# [Pasaje seleccionado]
━━━━━━
En una de las escenas más andersonianas de toda la cosmogonía andersoniana, Lancaster y Freddie comparten unos intensos minutos en los que este último expone su fragmentada identidad. Hijo de un padre víctima del alcoholismo y de una madre encerrada en un sanatorio mental, Freddie revela que busca erradamente un lecho y un próspero futuro para su joven prometida Doris. Carente de cualquier escudo, también confiesa algunos encuentros incestuosos con su tía. Esta escena, al contraponerla con las infructuosas terapias del sanatorio militar, devela una afirmación severa: no hay pasos retroactivos cuando un individuo con una máscara autodestructiva baja la guardia ante un parásito adoctrinante. Esta no es la base de un culto, de una religión o de un partido político… ésta es la base más elemental de las relaciones humanas: una relación de supresión y dominio. Que Freddie y su ahora Maestro lleven esto a otro extremo no nubla el virus extramoral al que los seres humanos están sujetos.

La segunda mitad del filme relata la consolidación de La Causa de Dodd como una institución política y espiritual. La falsa relación pasivo-agresiva entre los dos protagonistas es una trampa para que Dodd calibre el alcance de su proyecto mientras cultiva seguidores. La Causa se expande tanto en Nueva York como en Philadelphia y el exclusivo séquito de Dodd vive a expensas de sus patrocinadores, los cuales pagan por ver el espectáculo de Freddie. A pesar de la oposición de Peggy, Dodd tiene un punto válido a su favor: si su empresa puede domar a bestias como Freddie, puede tomarse al mundo. Además, sujetos como Freddie son ambrosía para aquellos que se autodenominan doctores de la mente. En ese sentido Freddie es la carne de cañón que siempre quiso ser: si antes era un marinero, ahora es un león domado por un circense aclamado por otros por su obediencia. El ejemplo más llamativo es el recordado trazo de la ventana hacia la pared; en éste, Freddie recorre tantas veces ese trayecto que delira y en su imaginación regresa al campo de batalla o a encuentros sexuales con sus amantes. Estos tratamientos/experimentos a los que él es sometido son dolorosos para los espectadores puesto que Dodd lo remoldea al desbordar sus represiones bajo el pretexto de curarlo; esto no es terapia reparativa sino conductista.

El proyecto de Lancaster, por supuesto, tiene muchas fallas. Mantener un monumento a partir de una única fuente de imaginación es insostenible, más si es lo suficientemente novedosa para no someterse a una mitologización apropiada. Dodd no sólo pierde el temperamento en repetidas ocasiones y desiste debatir cuando lo acorralan sino que se contradice en sus propios textos, tal como lo evidencian Helen (Dern) y Bill (O’Connor) al leer The Split Saber, su tratado escrito a partir de su apreciación de Freddie[4]. Estos hechos, los cuales recuerdan que todos los seres humanos son ante todo humanos (como lo predica Dodd en varias ocasiones), suavizan el lúgubre panorama que rodea a Freddie. No obstante, plantean una capciosa duda: si los registros más disparatados de Dodd convocan seguidores de toda índole, ¿cuáles serán aquellos que se anteceden a todas nuestras idolatrías, sean cuales sean? Lo más irónico de este plano fílmico es que Dodd está plenamente convencido de que su método es redentor; lo más lamentable es que Freddie es tan solo uno de los muchos niños perdidos que son seducidos por las manzanas podridas más azucaradas.
━━━━━━
# [Tareas y ejercicios]
a - Indica si cada afirmación coincide con el pasaje sobre Freddie y Dodd: (i) la madre de Freddie está encerrada en un sanatorio mental; (ii) La Causa se expande solo en Nueva York; (iii) Helen y Bill leen The Split Saber. Responde sí o no y cita las palabras del pasaje que lo deciden.
b - Por favor, prolonga el pasaje sobre Freddie y Dodd con un párrafo que siga a su última oración.
Los ítems no hacen falta para resolver estas tareas.
━━━━━━
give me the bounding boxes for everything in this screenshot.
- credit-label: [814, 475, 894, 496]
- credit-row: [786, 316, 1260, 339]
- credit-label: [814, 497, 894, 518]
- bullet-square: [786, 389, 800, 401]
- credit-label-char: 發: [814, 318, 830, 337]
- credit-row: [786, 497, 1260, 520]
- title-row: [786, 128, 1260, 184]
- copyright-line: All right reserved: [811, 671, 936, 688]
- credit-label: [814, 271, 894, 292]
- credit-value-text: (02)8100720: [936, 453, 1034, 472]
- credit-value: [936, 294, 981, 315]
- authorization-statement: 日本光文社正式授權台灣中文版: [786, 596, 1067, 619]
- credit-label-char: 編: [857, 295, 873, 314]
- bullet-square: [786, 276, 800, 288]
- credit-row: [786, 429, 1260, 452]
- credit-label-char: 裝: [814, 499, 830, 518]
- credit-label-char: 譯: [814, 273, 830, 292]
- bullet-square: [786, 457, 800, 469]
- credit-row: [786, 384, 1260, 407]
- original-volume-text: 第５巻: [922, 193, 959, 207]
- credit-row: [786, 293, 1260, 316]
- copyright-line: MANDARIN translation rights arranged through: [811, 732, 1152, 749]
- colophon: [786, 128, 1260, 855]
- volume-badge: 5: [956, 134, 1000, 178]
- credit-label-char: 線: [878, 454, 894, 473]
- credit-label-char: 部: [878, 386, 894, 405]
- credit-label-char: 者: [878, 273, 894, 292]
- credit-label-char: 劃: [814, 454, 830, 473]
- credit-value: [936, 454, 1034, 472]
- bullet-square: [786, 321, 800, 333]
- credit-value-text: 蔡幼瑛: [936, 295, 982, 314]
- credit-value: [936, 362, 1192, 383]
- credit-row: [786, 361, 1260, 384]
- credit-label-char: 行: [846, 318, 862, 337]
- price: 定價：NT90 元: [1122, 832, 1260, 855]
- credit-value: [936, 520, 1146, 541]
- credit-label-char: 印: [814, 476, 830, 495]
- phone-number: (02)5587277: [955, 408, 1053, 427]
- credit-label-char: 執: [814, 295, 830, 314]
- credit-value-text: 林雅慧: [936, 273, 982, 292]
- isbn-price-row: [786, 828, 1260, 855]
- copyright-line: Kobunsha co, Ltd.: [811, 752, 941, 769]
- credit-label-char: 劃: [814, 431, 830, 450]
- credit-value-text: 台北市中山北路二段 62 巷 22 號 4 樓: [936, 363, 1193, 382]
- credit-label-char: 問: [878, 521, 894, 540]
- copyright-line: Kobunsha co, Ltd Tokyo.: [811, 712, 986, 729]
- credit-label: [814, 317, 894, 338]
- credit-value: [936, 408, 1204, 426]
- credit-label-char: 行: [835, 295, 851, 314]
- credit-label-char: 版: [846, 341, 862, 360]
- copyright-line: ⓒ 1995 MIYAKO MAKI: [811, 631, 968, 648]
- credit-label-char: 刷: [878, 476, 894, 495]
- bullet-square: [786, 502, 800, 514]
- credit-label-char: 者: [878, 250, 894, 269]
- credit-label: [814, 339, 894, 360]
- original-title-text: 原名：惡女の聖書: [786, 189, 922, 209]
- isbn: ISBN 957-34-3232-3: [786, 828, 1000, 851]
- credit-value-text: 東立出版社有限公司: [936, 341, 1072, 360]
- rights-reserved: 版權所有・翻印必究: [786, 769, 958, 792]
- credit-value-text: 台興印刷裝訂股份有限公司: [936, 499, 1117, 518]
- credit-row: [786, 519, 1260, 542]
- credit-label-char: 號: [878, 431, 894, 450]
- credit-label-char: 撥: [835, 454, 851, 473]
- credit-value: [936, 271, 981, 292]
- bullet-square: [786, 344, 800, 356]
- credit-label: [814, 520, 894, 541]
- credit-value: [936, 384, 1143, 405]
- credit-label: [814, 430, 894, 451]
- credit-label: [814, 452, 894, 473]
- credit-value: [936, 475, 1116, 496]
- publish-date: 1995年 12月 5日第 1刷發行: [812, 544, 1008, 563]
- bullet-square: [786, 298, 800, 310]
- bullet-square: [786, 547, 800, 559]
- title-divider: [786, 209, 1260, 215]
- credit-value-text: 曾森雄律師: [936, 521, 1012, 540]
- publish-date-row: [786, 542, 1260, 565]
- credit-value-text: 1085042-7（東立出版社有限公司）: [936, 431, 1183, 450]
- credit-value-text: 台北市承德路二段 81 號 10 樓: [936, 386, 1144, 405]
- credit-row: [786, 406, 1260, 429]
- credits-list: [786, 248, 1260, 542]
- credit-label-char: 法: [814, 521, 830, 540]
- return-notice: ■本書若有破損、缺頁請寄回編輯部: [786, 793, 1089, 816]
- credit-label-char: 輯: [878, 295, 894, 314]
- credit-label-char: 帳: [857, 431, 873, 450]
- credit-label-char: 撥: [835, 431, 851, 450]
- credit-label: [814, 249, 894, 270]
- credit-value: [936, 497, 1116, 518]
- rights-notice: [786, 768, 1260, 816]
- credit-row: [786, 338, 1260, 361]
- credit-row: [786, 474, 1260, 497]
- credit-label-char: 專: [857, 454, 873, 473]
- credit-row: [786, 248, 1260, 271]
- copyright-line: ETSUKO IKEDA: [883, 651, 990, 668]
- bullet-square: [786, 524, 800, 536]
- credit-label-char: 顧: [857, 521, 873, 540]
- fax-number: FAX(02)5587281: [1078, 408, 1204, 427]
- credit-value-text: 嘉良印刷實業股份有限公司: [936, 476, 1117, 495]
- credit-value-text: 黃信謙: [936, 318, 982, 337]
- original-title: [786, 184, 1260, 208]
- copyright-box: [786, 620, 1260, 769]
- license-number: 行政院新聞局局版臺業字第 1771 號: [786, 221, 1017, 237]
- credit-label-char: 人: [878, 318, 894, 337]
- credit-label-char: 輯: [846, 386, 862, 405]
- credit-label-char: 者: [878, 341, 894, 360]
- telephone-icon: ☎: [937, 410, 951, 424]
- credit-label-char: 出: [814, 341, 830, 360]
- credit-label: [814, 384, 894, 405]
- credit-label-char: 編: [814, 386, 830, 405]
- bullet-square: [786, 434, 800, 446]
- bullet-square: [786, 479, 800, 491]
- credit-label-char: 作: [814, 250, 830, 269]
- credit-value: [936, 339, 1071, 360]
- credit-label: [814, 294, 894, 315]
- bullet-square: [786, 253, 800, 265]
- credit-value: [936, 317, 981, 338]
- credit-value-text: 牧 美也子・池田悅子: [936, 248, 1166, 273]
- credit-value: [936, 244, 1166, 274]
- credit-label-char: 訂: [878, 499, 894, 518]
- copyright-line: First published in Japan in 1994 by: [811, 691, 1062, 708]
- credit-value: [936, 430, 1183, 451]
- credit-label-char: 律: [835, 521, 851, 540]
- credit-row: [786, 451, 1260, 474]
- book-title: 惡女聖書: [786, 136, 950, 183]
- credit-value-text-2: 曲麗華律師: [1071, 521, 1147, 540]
━━━━━━
# [Respuestas por tarea]
a -
(i) Sí: "de una madre encerrada en un sanatorio mental".
(ii) No: "La Causa se expande tanto en Nueva York como en Philadelphia".
(iii) Sí: "tal como lo evidencian Helen (Dern) y Bill (O’Connor) al leer The Split Saber".

b -
The Master, tristemente, es catalogada como una crítica abierta a la cienciología. Si bien hay numerosas similitudes y es una fuente de consulta imprescindible para este filme, es injusto que la nominen exclusivamente en los términos de L. Ron Hubbard. Un texto como Dianetics –el único al que me he acercado- se sostiene sobre los miedos más naturales de los seres humanos, miedos inherentes e ineludibles. Todos los textos adoctrinantes así lo son y deben ser considerados por igual; la diferencia metódica y temporal no excluye el corazón redentor de estos proyectos. La Causa es una posible respuesta inmediata a las necesidades de los individuos que le temen a la amenaza atómica, al regreso al combate y a preguntas que llevan una eternidad sin responderse, así como el cristianismo fue en su época una salida al despótico imperio romano y el mormonismo una respuesta a la megalomanía norteamericana. Todos están en el mismo plano y es una condena espiritual con la que se debe lidiar si se reconoce la existencia de una esencia y de una substancia que la encierre; ante la perdición, la oferta de luces es infinita si se paga el precio correcto. El precio de Freddie es contemplar la posibilidad de un futuro[5] mientras retrocede a un innecesario origen. No hay que menospreciar a esta corroída generación; en últimas, el dilema del amo y del esclavo ataca peor cuando pretende no existir.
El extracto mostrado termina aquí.